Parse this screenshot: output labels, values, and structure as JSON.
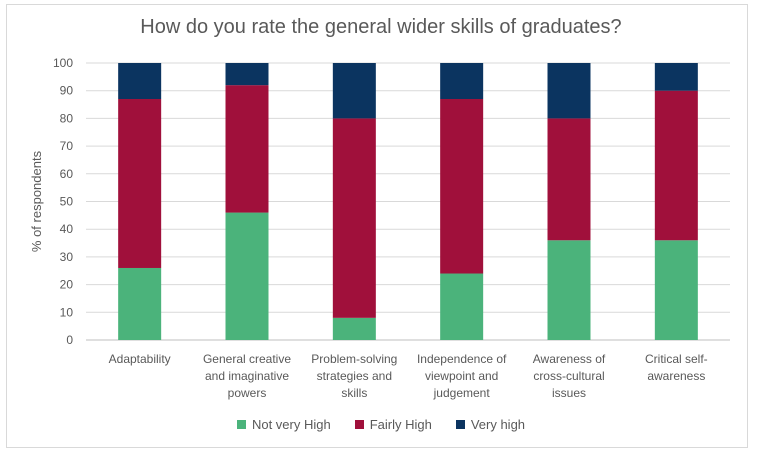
{
  "chart_data": {
    "type": "stacked_bar",
    "title": "How do you rate the general wider skills of graduates?",
    "xlabel": "",
    "ylabel": "% of respondents",
    "ylim": [
      0,
      100
    ],
    "yticks": [
      0,
      10,
      20,
      30,
      40,
      50,
      60,
      70,
      80,
      90,
      100
    ],
    "categories": [
      [
        "Adaptability"
      ],
      [
        "General creative",
        "and imaginative",
        "powers"
      ],
      [
        "Problem-solving",
        "strategies and",
        "skills"
      ],
      [
        "Independence of",
        "viewpoint and",
        "judgement"
      ],
      [
        "Awareness of",
        "cross-cultural",
        "issues"
      ],
      [
        "Critical self-",
        "awareness"
      ]
    ],
    "series": [
      {
        "name": "Not very High",
        "color": "#4bb37b",
        "values": [
          26,
          46,
          8,
          24,
          36,
          36
        ]
      },
      {
        "name": "Fairly High",
        "color": "#a0103b",
        "values": [
          61,
          46,
          72,
          63,
          44,
          54
        ]
      },
      {
        "name": "Very high",
        "color": "#0b3460",
        "values": [
          13,
          8,
          20,
          13,
          20,
          10
        ]
      }
    ],
    "grid": true,
    "legend_position": "bottom"
  }
}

---+---

Without the pictures, write out every entry precisely as it appears.

● **RESULT**
Parse this screenshot: output labels, values, and structure as JSON.
{
  "chart_data": {
    "type": "stacked_bar",
    "title": "How do you rate the general wider skills of graduates?",
    "xlabel": "",
    "ylabel": "% of respondents",
    "ylim": [
      0,
      100
    ],
    "yticks": [
      0,
      10,
      20,
      30,
      40,
      50,
      60,
      70,
      80,
      90,
      100
    ],
    "categories": [
      [
        "Adaptability"
      ],
      [
        "General creative",
        "and imaginative",
        "powers"
      ],
      [
        "Problem-solving",
        "strategies and",
        "skills"
      ],
      [
        "Independence of",
        "viewpoint and",
        "judgement"
      ],
      [
        "Awareness of",
        "cross-cultural",
        "issues"
      ],
      [
        "Critical self-",
        "awareness"
      ]
    ],
    "series": [
      {
        "name": "Not very High",
        "color": "#4bb37b",
        "values": [
          26,
          46,
          8,
          24,
          36,
          36
        ]
      },
      {
        "name": "Fairly High",
        "color": "#a0103b",
        "values": [
          61,
          46,
          72,
          63,
          44,
          54
        ]
      },
      {
        "name": "Very high",
        "color": "#0b3460",
        "values": [
          13,
          8,
          20,
          13,
          20,
          10
        ]
      }
    ],
    "grid": true,
    "legend_position": "bottom"
  }
}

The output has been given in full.